# DATA LINES:

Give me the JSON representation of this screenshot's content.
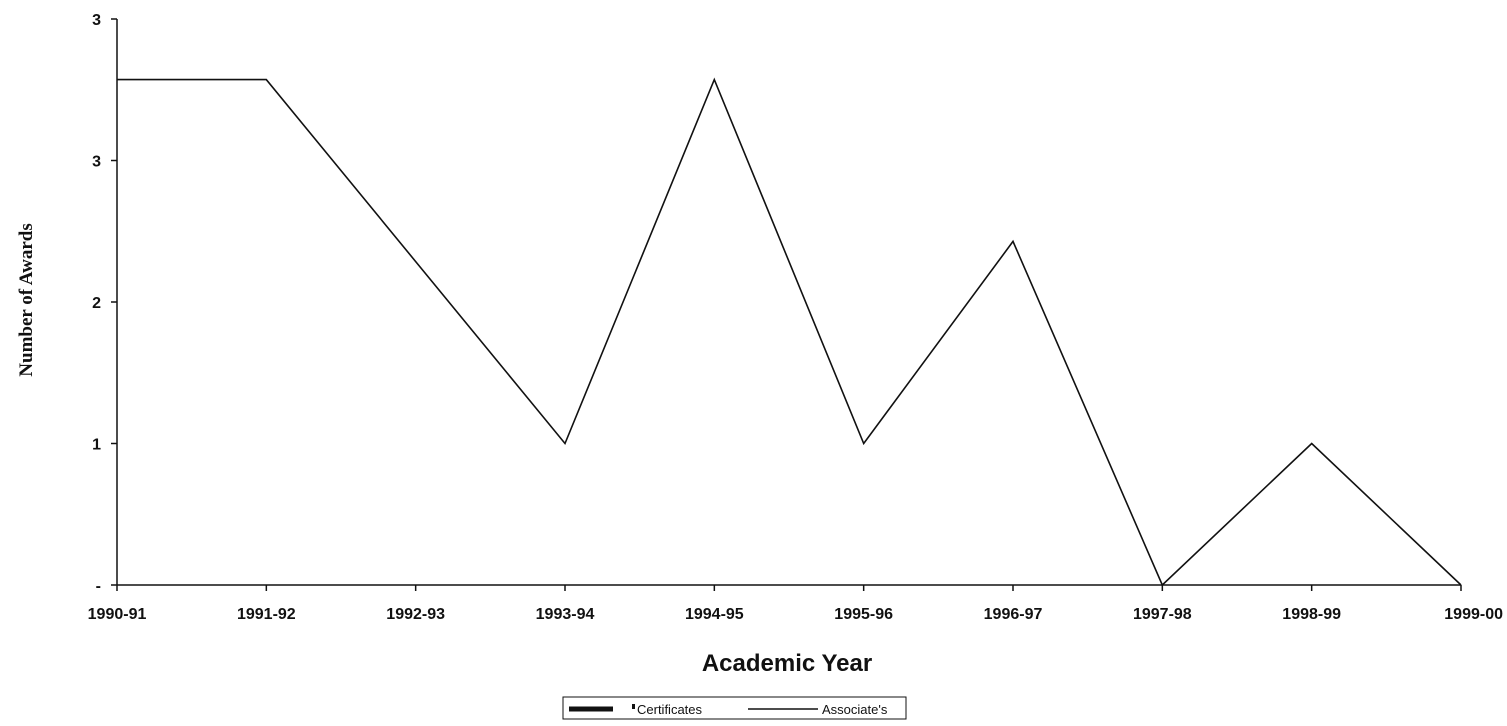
{
  "chart_data": {
    "type": "line",
    "categories": [
      "1990-91",
      "1991-92",
      "1992-93",
      "1993-94",
      "1994-95",
      "1995-96",
      "1996-97",
      "1997-98",
      "1998-99",
      "1999-00"
    ],
    "series": [
      {
        "name": "Certificates",
        "values": [
          null,
          null,
          null,
          null,
          null,
          null,
          null,
          null,
          null,
          null
        ]
      },
      {
        "name": "Associate's",
        "values": [
          3.5,
          3.5,
          2.6,
          1.7,
          3.5,
          1.7,
          2.7,
          1.0,
          1.7,
          1.0
        ]
      }
    ],
    "xlabel": "Academic Year",
    "ylabel": "Number of Awards",
    "ylim": [
      1,
      3.8
    ],
    "y_ticks": [
      {
        "value": 1.0,
        "label": "-"
      },
      {
        "value": 1.7,
        "label": "1"
      },
      {
        "value": 2.4,
        "label": "2"
      },
      {
        "value": 3.1,
        "label": "3"
      },
      {
        "value": 3.8,
        "label": "3"
      }
    ],
    "legend": {
      "position": "bottom-center",
      "items": [
        "Certificates",
        "Associate's"
      ]
    },
    "colors": {
      "line": "#111111",
      "axis": "#111111",
      "background": "#ffffff"
    }
  }
}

# PROMPT:
From the material above, reproduce everything verbatim except the pictures.

# SOLVED PROBLEM:
Give me the JSON representation of this screenshot's content.
{
  "chart_data": {
    "type": "line",
    "categories": [
      "1990-91",
      "1991-92",
      "1992-93",
      "1993-94",
      "1994-95",
      "1995-96",
      "1996-97",
      "1997-98",
      "1998-99",
      "1999-00"
    ],
    "series": [
      {
        "name": "Certificates",
        "values": [
          null,
          null,
          null,
          null,
          null,
          null,
          null,
          null,
          null,
          null
        ]
      },
      {
        "name": "Associate's",
        "values": [
          3.5,
          3.5,
          2.6,
          1.7,
          3.5,
          1.7,
          2.7,
          1.0,
          1.7,
          1.0
        ]
      }
    ],
    "xlabel": "Academic Year",
    "ylabel": "Number of Awards",
    "ylim": [
      1,
      3.8
    ],
    "y_ticks": [
      {
        "value": 1.0,
        "label": "-"
      },
      {
        "value": 1.7,
        "label": "1"
      },
      {
        "value": 2.4,
        "label": "2"
      },
      {
        "value": 3.1,
        "label": "3"
      },
      {
        "value": 3.8,
        "label": "3"
      }
    ],
    "legend": {
      "position": "bottom-center",
      "items": [
        "Certificates",
        "Associate's"
      ]
    },
    "colors": {
      "line": "#111111",
      "axis": "#111111",
      "background": "#ffffff"
    }
  }
}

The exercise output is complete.